● Short problem: Every entry must be repeated exactly. Exclude all pictures.
Begin
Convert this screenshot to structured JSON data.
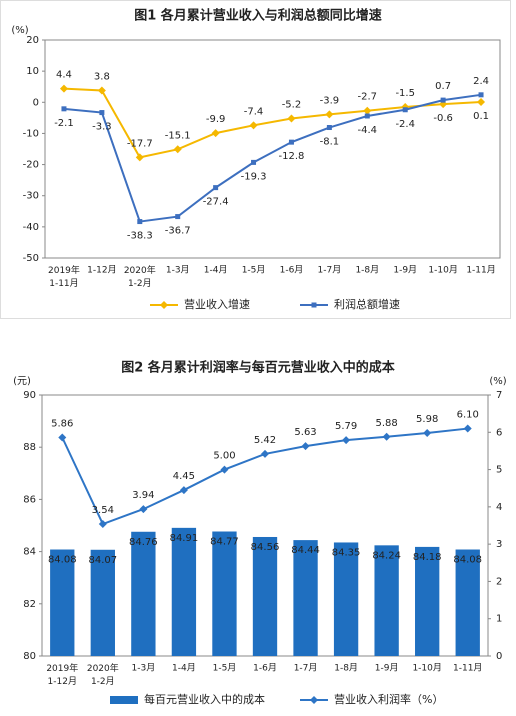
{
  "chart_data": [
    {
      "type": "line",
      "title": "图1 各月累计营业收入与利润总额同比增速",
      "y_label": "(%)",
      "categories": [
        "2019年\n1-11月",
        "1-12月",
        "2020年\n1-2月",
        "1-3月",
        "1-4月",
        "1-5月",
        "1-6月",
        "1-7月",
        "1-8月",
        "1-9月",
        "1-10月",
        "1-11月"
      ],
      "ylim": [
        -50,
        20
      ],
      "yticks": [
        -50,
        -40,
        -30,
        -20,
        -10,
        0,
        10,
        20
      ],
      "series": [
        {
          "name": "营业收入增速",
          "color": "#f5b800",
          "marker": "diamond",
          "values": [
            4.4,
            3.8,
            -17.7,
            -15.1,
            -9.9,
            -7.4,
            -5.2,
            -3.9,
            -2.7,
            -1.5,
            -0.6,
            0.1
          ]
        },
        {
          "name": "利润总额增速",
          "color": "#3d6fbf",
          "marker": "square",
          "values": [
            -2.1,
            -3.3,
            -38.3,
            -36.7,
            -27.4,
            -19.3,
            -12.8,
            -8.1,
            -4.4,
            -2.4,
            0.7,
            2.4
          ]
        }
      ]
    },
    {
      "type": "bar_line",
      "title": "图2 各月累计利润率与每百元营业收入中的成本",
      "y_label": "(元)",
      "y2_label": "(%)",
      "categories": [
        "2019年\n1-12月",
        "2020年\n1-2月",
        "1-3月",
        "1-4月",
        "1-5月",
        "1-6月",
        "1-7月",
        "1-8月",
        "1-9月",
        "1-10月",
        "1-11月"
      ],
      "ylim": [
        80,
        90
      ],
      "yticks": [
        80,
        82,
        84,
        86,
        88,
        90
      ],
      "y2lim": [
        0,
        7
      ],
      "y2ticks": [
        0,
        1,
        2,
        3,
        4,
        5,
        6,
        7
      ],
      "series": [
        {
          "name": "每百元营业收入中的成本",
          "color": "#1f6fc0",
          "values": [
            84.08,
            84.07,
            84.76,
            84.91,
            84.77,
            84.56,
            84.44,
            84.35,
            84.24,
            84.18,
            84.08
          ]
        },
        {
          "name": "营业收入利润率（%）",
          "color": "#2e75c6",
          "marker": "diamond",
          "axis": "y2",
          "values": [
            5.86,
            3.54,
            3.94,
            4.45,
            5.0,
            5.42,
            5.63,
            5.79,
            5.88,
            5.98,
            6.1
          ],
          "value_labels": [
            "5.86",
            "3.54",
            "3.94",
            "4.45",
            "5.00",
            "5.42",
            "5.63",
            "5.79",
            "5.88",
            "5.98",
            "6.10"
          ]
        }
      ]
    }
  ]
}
End
● Task result:
Convert this screenshot to structured JSON data.
{
  "chart_data": [
    {
      "type": "line",
      "title": "图1 各月累计营业收入与利润总额同比增速",
      "y_label": "(%)",
      "categories": [
        "2019年\n1-11月",
        "1-12月",
        "2020年\n1-2月",
        "1-3月",
        "1-4月",
        "1-5月",
        "1-6月",
        "1-7月",
        "1-8月",
        "1-9月",
        "1-10月",
        "1-11月"
      ],
      "ylim": [
        -50,
        20
      ],
      "yticks": [
        -50,
        -40,
        -30,
        -20,
        -10,
        0,
        10,
        20
      ],
      "series": [
        {
          "name": "营业收入增速",
          "color": "#f5b800",
          "marker": "diamond",
          "values": [
            4.4,
            3.8,
            -17.7,
            -15.1,
            -9.9,
            -7.4,
            -5.2,
            -3.9,
            -2.7,
            -1.5,
            -0.6,
            0.1
          ]
        },
        {
          "name": "利润总额增速",
          "color": "#3d6fbf",
          "marker": "square",
          "values": [
            -2.1,
            -3.3,
            -38.3,
            -36.7,
            -27.4,
            -19.3,
            -12.8,
            -8.1,
            -4.4,
            -2.4,
            0.7,
            2.4
          ]
        }
      ]
    },
    {
      "type": "bar_line",
      "title": "图2 各月累计利润率与每百元营业收入中的成本",
      "y_label": "(元)",
      "y2_label": "(%)",
      "categories": [
        "2019年\n1-12月",
        "2020年\n1-2月",
        "1-3月",
        "1-4月",
        "1-5月",
        "1-6月",
        "1-7月",
        "1-8月",
        "1-9月",
        "1-10月",
        "1-11月"
      ],
      "ylim": [
        80,
        90
      ],
      "yticks": [
        80,
        82,
        84,
        86,
        88,
        90
      ],
      "y2lim": [
        0,
        7
      ],
      "y2ticks": [
        0,
        1,
        2,
        3,
        4,
        5,
        6,
        7
      ],
      "series": [
        {
          "name": "每百元营业收入中的成本",
          "color": "#1f6fc0",
          "values": [
            84.08,
            84.07,
            84.76,
            84.91,
            84.77,
            84.56,
            84.44,
            84.35,
            84.24,
            84.18,
            84.08
          ]
        },
        {
          "name": "营业收入利润率（%）",
          "color": "#2e75c6",
          "marker": "diamond",
          "axis": "y2",
          "values": [
            5.86,
            3.54,
            3.94,
            4.45,
            5.0,
            5.42,
            5.63,
            5.79,
            5.88,
            5.98,
            6.1
          ],
          "value_labels": [
            "5.86",
            "3.54",
            "3.94",
            "4.45",
            "5.00",
            "5.42",
            "5.63",
            "5.79",
            "5.88",
            "5.98",
            "6.10"
          ]
        }
      ]
    }
  ]
}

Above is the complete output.